━━━ Excerto do texto

No capítulo II, sob o título "Jornalismo Incorporado", debruçamo-nos sobre as
raízes do conceito de embedded e as problemáticas associadas, como a imparcialidade e
objectividade dos textos do jornalista incorporado e a criação de laços entre jornalistas e
militares; damos a conhecer o parecer de personagens influentes sobre o regresso do
conceito de “incorporado”na Guerra do Iraque; apresentamos a relação entre jornalistas
e militares, evidenciando os ângulos e perspectivas de ambos; e referimos os vários
estudos sobre esta prática, nomeadamente:
O capítulo III, "Os jornalistas portugueses e a experiência de incorporação" está
dividido em duas grandes secções Na primeira, pretendemos apresentar as
características sociais dos jornalistas e fotojornalistas entrevistados, assim como
perceber em que guerras ou conflitos bélicos estiveram incorporados e com que
unidades militares. Damos ainda uma visão muito ampla do que é o jornalismo de
guerra em Portugal e como e quando surgiu a primeira incorporação. Pretendemos
também perceber em que circunstâncias os jornalistas admitem integrar uma equipa de
reportagem de guerra e qual a preparação necessária para este trabalho. Na segunda
secção, damos a conhecer o ponto de vista dos entrevistados no que concerne à
protecção no campo de batalha e apresentamos também as suas experiências relativas à
criação de laços com militares e às restrições com que foram confrontados. Analisamos
os pontos de vista dos vários entrevistados em relação à incorporação, focando as
vantagens e as desvantagens desta prática jornalística. A influência do processo de
incorporação na criação da notícia e o futuro do jornalismo de guerra são também
debatidos.

━━━━━━
━━━ Material apresentado

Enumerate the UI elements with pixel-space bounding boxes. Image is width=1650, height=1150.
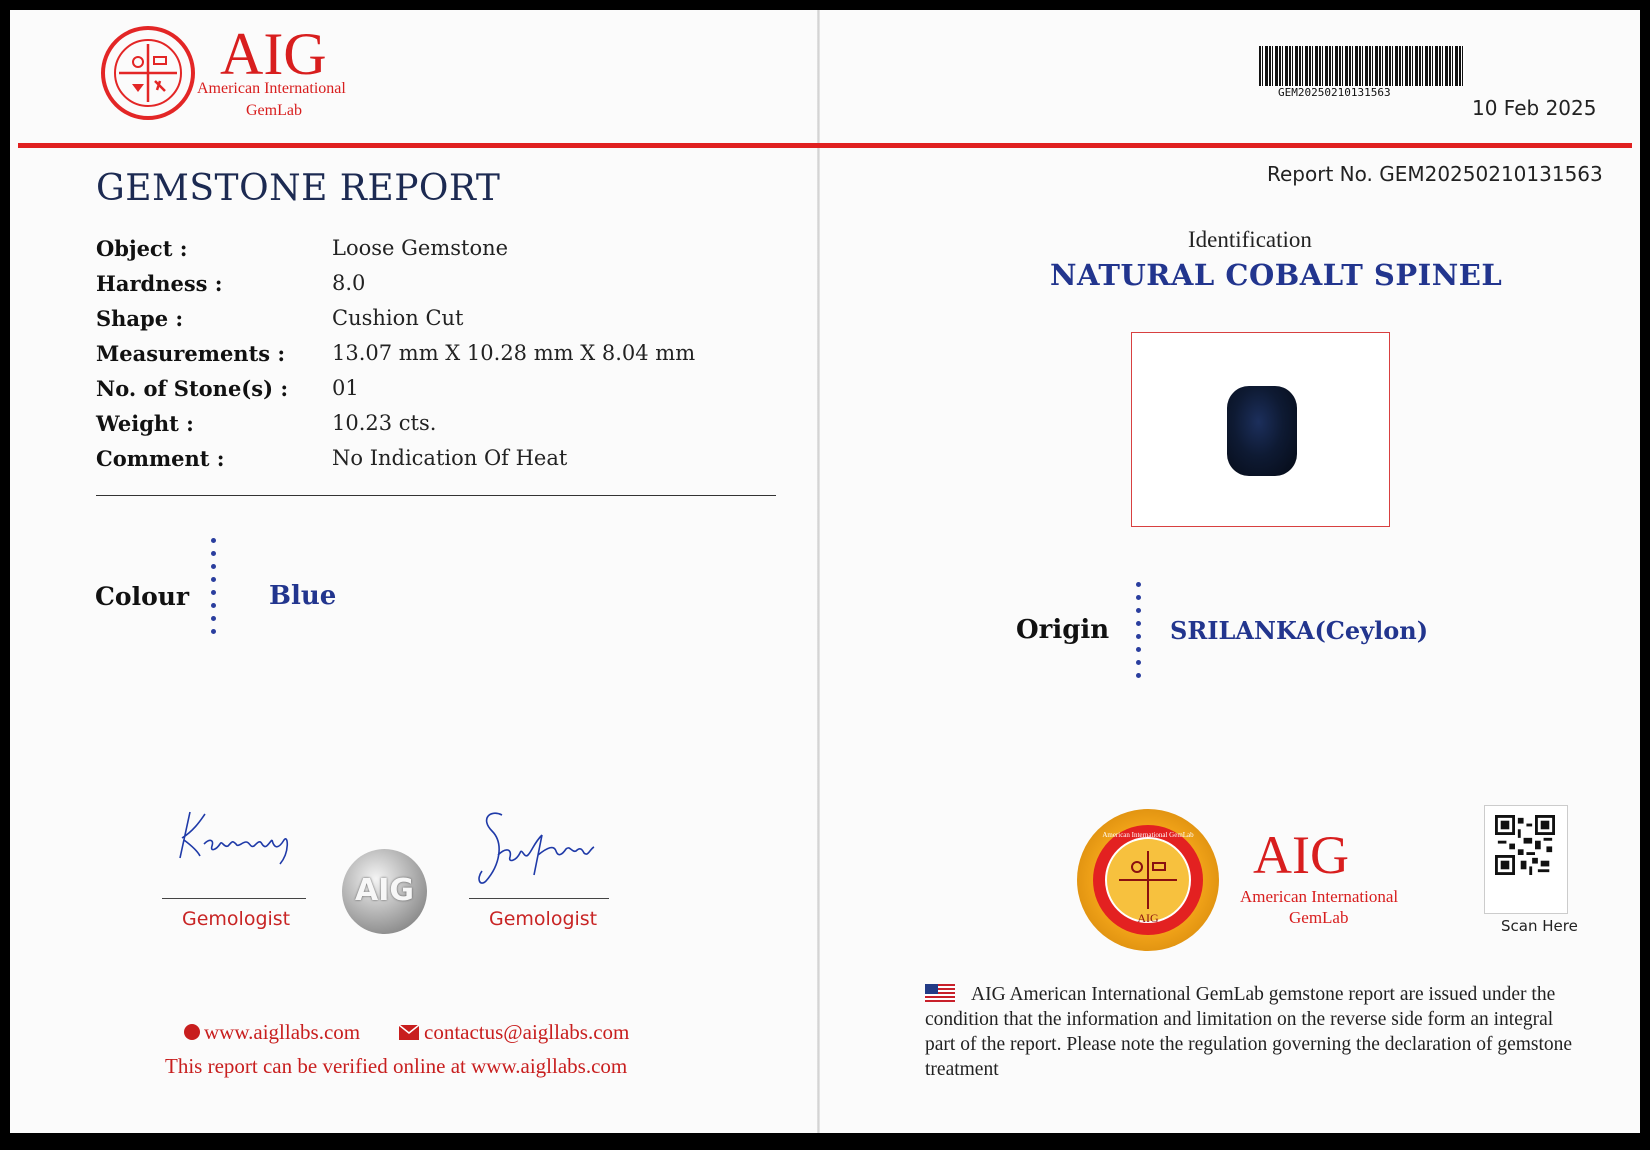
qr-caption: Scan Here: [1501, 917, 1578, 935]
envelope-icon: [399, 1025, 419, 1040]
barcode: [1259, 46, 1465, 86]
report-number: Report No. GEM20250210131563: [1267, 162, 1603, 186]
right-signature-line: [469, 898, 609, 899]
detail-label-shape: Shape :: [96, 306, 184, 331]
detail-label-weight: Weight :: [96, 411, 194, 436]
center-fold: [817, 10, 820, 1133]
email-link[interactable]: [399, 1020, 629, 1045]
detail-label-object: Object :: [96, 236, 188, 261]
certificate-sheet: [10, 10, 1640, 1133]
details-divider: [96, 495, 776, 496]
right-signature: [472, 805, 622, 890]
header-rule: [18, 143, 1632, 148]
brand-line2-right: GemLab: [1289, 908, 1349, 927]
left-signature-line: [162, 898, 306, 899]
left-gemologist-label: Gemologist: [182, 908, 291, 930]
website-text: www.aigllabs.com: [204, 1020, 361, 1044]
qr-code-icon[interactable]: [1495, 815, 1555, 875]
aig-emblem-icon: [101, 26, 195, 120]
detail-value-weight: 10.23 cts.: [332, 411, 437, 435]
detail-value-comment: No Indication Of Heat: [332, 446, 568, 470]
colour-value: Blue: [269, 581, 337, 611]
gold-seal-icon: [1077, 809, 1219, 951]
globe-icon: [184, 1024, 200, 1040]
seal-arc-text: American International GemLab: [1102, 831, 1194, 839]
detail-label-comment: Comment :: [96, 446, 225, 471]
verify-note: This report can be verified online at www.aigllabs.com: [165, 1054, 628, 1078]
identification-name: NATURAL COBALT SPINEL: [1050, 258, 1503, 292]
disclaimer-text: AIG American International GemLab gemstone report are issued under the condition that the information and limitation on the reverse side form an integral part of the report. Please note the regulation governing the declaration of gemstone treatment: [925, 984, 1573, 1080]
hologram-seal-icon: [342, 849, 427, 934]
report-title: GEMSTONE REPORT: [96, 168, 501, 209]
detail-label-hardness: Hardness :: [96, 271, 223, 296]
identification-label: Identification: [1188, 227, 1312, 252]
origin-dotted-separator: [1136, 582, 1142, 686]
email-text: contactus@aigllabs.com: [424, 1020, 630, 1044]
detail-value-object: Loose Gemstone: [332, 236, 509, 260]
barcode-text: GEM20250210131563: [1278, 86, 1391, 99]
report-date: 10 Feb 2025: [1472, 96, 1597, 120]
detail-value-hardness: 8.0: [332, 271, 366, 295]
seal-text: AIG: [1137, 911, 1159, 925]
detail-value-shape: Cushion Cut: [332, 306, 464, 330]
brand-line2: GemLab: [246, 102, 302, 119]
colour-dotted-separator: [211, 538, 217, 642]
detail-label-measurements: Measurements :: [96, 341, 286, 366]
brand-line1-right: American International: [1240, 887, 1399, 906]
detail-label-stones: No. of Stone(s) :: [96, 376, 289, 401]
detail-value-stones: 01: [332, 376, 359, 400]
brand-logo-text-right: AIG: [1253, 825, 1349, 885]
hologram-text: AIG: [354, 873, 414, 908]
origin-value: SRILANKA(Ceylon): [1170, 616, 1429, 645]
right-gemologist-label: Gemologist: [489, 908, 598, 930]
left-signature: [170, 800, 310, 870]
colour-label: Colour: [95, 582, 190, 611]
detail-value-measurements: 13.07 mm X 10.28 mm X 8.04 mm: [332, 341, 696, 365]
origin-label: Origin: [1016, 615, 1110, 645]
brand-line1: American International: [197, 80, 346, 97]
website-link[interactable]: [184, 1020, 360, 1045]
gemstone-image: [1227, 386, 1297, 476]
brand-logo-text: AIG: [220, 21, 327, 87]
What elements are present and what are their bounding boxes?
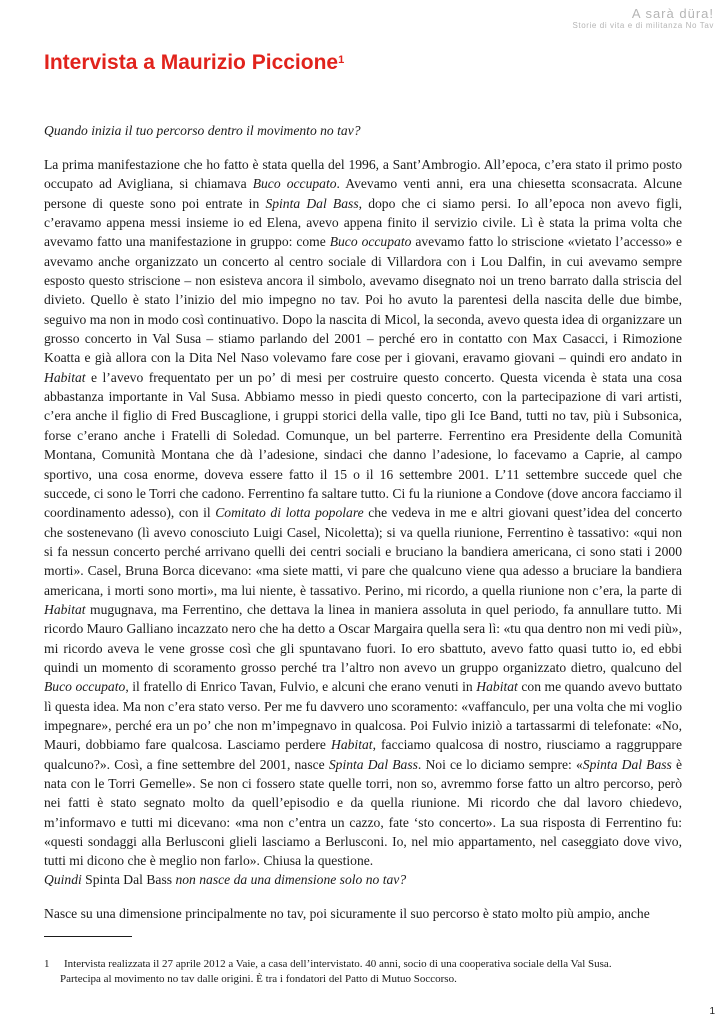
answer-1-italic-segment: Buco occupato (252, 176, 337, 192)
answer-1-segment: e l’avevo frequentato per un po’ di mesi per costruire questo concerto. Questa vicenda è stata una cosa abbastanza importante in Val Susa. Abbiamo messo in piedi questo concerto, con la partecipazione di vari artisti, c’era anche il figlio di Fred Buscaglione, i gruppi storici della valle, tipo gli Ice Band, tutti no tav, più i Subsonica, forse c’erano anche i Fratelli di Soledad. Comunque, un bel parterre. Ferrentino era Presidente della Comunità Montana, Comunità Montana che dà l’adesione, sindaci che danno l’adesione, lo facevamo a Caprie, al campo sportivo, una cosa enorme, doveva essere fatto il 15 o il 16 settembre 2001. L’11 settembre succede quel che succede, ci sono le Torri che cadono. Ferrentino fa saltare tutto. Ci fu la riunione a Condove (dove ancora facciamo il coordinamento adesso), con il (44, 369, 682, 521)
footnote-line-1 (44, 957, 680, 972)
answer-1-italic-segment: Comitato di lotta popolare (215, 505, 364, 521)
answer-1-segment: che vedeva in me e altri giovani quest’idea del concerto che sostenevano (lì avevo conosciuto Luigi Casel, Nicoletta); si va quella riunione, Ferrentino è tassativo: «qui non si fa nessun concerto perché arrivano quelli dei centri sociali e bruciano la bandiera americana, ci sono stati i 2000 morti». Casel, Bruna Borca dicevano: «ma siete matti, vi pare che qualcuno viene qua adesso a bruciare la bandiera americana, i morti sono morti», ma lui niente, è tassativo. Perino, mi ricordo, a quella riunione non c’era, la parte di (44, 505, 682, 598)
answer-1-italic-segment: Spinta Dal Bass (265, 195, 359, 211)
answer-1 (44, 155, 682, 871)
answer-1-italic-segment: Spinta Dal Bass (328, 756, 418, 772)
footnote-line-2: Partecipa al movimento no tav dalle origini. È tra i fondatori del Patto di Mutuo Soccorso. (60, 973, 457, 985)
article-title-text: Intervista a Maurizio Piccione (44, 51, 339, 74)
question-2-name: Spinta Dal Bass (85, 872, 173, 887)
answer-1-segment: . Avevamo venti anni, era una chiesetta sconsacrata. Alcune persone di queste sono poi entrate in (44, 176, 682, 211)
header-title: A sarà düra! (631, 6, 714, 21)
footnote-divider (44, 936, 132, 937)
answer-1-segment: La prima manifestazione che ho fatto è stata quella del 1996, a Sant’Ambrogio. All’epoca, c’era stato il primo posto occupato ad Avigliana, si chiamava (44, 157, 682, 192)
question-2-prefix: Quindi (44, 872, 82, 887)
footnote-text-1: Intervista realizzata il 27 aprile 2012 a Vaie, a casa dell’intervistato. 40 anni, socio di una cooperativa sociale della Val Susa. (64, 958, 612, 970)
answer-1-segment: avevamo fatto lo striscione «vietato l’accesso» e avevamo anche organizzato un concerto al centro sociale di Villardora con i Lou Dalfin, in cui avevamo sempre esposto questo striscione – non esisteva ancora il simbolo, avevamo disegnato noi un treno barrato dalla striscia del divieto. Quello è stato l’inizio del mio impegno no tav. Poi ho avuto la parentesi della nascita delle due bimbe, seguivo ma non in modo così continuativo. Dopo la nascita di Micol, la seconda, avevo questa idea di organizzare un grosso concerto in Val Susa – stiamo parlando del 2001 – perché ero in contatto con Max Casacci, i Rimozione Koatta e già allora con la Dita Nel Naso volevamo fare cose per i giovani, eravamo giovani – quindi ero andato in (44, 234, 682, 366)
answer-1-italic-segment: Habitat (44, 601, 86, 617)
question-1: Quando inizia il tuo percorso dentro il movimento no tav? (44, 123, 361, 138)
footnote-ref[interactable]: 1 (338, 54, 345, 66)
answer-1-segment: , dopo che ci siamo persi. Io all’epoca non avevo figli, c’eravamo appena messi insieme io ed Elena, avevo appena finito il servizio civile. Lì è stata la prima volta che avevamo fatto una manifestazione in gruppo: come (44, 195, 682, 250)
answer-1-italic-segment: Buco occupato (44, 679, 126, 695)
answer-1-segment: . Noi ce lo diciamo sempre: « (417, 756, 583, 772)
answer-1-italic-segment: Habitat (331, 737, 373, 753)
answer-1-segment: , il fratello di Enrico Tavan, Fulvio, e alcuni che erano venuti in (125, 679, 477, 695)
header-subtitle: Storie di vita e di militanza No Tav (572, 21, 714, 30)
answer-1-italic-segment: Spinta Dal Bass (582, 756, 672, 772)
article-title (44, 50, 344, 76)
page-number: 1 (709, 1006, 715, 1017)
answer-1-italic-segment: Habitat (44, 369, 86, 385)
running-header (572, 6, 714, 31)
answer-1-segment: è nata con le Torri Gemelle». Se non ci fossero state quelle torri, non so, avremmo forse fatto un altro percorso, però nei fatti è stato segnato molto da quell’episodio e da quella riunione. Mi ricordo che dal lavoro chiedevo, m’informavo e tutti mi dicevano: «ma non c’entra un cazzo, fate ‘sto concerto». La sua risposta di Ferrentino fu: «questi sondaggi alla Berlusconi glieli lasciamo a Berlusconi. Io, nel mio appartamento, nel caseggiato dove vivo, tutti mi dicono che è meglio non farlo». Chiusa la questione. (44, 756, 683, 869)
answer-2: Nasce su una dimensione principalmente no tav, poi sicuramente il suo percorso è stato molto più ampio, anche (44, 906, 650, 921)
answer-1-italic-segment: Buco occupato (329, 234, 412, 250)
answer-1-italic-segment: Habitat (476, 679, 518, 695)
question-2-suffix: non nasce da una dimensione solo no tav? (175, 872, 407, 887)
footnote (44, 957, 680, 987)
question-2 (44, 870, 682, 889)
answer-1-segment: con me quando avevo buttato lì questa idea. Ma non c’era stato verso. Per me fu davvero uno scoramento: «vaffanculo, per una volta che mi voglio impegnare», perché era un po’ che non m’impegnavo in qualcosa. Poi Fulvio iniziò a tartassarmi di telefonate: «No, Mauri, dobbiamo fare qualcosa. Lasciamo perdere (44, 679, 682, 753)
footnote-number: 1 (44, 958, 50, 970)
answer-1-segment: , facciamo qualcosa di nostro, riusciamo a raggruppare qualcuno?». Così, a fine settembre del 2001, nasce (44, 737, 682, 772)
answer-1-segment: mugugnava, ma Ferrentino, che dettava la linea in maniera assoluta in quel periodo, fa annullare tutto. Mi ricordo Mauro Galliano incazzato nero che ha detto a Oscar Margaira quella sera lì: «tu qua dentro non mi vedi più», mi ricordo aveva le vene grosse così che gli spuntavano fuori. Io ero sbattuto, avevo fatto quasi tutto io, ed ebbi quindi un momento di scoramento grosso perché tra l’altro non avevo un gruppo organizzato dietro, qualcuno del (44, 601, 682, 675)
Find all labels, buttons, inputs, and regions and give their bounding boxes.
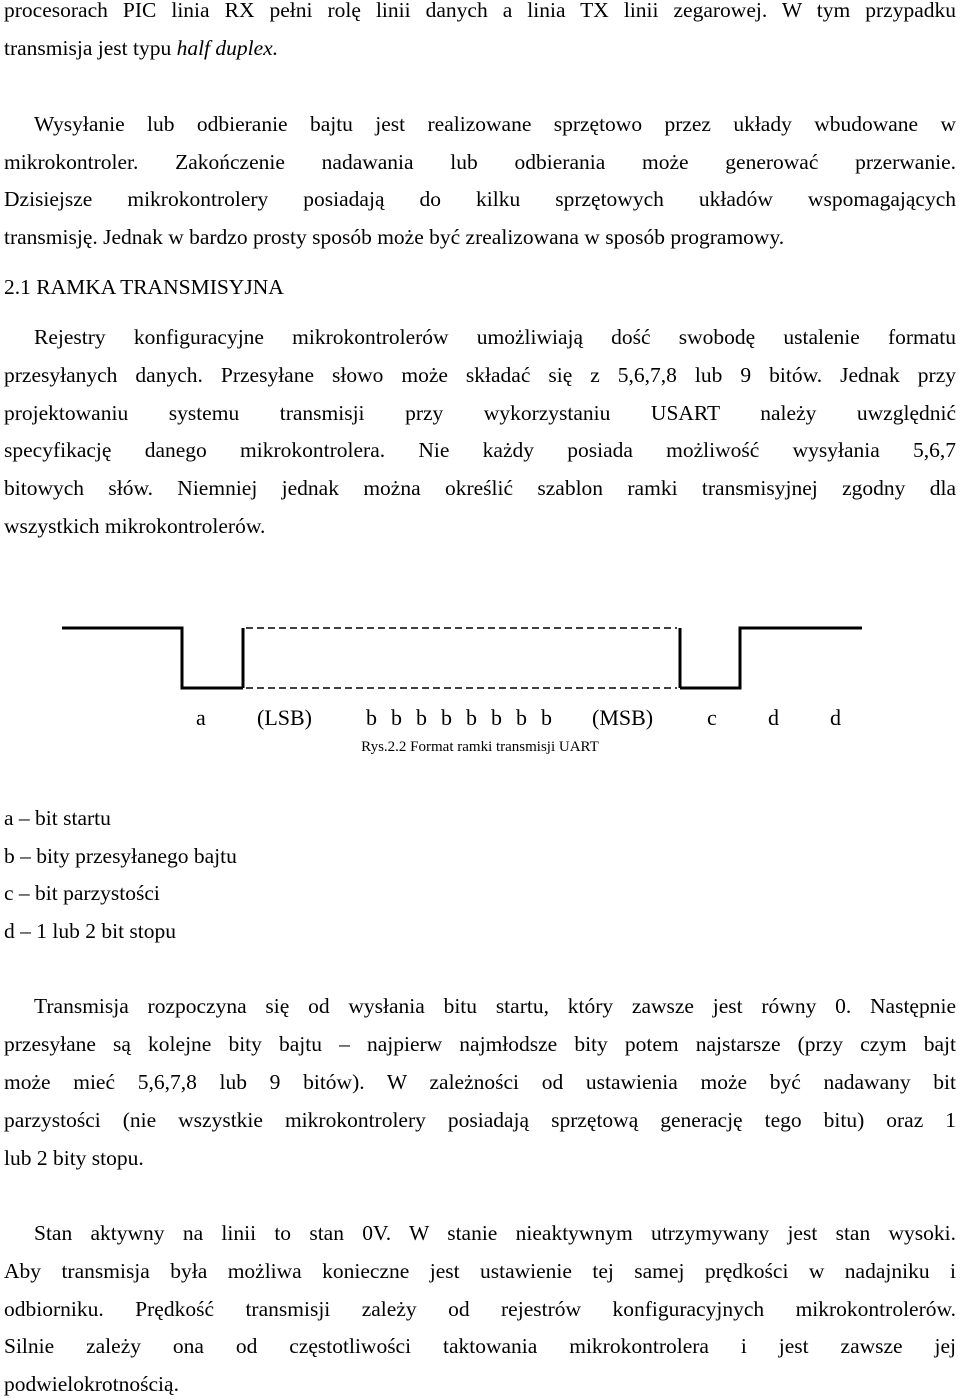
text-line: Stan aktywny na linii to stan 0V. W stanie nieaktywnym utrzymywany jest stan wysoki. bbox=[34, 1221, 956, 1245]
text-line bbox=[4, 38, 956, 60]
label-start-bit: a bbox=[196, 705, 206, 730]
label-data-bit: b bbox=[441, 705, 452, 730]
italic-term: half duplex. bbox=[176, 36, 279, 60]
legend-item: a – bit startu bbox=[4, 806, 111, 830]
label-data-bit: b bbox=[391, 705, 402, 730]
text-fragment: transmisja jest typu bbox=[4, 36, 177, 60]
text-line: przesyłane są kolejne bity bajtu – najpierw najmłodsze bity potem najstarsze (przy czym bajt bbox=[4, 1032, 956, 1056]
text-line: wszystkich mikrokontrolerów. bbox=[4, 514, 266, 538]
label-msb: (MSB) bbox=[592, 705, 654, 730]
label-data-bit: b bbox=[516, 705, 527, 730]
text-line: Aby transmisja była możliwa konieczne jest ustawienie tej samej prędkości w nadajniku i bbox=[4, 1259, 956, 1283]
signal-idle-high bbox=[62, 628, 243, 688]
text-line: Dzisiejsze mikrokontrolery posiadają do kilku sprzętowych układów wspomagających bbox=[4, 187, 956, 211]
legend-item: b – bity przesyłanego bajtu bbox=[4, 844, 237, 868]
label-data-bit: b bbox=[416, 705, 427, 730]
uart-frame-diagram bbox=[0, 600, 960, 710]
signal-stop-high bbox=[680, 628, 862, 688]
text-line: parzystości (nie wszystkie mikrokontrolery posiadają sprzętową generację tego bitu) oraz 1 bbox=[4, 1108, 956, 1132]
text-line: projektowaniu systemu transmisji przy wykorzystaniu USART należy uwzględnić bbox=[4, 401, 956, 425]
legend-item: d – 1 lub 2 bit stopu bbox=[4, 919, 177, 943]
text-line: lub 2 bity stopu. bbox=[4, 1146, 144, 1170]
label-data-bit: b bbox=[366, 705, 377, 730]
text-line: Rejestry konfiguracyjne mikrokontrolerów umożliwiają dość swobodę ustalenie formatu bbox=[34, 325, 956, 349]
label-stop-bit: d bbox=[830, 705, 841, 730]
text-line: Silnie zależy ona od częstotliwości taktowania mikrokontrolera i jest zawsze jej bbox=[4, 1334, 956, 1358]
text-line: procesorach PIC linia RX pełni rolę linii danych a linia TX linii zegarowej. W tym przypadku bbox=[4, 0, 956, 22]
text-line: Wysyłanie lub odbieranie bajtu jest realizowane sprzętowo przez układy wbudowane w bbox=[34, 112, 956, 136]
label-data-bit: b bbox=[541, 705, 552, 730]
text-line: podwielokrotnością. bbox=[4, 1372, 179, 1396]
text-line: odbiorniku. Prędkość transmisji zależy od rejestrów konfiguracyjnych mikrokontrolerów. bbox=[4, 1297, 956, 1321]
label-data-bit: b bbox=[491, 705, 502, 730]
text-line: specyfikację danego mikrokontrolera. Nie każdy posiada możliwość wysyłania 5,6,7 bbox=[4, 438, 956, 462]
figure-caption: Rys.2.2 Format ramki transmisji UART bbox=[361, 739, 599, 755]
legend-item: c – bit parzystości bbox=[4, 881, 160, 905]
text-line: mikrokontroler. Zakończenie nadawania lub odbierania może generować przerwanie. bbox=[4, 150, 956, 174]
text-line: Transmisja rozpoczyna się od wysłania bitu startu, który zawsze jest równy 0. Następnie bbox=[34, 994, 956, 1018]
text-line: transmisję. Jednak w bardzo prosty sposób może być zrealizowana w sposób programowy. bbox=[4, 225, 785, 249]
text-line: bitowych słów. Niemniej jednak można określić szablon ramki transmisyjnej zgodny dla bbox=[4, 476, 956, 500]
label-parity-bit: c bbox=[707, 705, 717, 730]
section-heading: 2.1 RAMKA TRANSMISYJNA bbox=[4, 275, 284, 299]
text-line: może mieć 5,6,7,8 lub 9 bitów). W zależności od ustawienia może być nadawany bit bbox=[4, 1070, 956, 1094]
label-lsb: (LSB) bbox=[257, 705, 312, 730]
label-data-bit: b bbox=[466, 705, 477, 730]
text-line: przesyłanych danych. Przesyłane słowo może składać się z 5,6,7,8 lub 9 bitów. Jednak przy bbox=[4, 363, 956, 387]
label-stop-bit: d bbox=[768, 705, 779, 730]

━━━━━━

▶ **Instruções**
1 > Responda às perguntas sobre o texto do jornalismo incorporado:
(a) Qual é o título do capítulo II?
(b) Em quantas grandes secções está dividido o capítulo III?
(c) Que dois temas são também debatidos no fim da segunda secção do capítulo III?
2 > Diga se cada afirmação está de acordo com o texto do jornalismo incorporado. Responda sim ou não e cite as palavras do texto que decidem.
(a) O capítulo III tem o título "Os jornalistas portugueses e a experiência de incorporação".
(b) O capítulo II apresenta as características sociais dos jornalistas entrevistados.
(c) A análise da incorporação trata apenas das vantagens desta prática.
3 > Prossiga com o texto do jornalismo incorporado a partir da última frase apresentada.

▶ **Respostas por tarefa**
1 >
(a) "Jornalismo Incorporado".
(b) Em duas.
(c) A influência do processo de incorporação na criação da notícia e o futuro do jornalismo de guerra.

2 >
(a) Sim: "O capítulo III, "Os jornalistas portugueses e a experiência de incorporação" está dividido em duas grandes secções".
(b) Não: "Na primeira, pretendemos apresentar as características sociais dos jornalistas e fotojornalistas entrevistados". Essa é a primeira secção do capítulo III.
(c) Não: "focando as vantagens e as desvantagens desta prática jornalística".

3 >
9
Capítulo I
Media, Jornalismo e Guerra
A guerra não é um passatempo. Não é uma mera alegria de ousar e
vencer, não há lugar para entusiastas irresponsáveis. É um meio sério
para atingir um fim sério e toda a sua semelhança pitoresca com um
jogo de azar, todas as vicissitudes da paixão, da coragem, da
imaginação e do entusiasmo que ela contém, são simplesmente as
suas características especiais.
[CLAUSEWITZ, 1984:90]
A guerra: noções clássicas e perspectivas contemporâneas
Fazendo sempre parte da nossa História, a guerra revela-nos, até aos
nossos dias, o lado mais violento da humanidade. A guerra é um conceito
complexo e que admite várias definições. Neste capítulo, começamos por
apresentar a noção de guerra de clássicos que pensaram o fenómeno bélico, tais
como Sun Tzu e Clausewitz, para depois nos apoiarmos em algumas reflexões
contemporâneas.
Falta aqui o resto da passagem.